■ **Entries from a dataset**:
========

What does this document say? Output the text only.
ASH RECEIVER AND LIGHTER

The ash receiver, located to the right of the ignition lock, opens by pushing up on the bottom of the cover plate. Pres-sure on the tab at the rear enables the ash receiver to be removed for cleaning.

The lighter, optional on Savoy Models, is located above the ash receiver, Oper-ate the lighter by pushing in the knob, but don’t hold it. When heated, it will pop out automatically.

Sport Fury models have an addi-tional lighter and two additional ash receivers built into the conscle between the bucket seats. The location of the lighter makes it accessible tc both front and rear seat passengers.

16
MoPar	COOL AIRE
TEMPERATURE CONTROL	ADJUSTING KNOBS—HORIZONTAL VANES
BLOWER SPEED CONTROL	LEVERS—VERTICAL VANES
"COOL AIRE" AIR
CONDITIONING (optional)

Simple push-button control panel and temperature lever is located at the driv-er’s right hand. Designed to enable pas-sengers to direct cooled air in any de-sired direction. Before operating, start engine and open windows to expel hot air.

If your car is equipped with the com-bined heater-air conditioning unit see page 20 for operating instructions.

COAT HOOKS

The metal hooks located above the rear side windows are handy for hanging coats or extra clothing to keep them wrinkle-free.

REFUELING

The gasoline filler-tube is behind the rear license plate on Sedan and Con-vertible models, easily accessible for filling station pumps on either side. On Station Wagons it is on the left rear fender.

========

■ **Problem description**:
Check each line of the records for the word "right" and extract those that contain it.

■ **Complete answer**:
The ash receiver, located to the right of the ignition lock, opens by pushing up on the bottom of the cover plate. Pres-sure on the tab at the rear enables the ash receiver to be removed for cleaning.
Simple push-button control panel and temperature lever is located at the driv-er’s right hand. Designed to enable pas-sengers to direct cooled air in any de-sired direction. Before operating, start engine and open windows to expel hot air.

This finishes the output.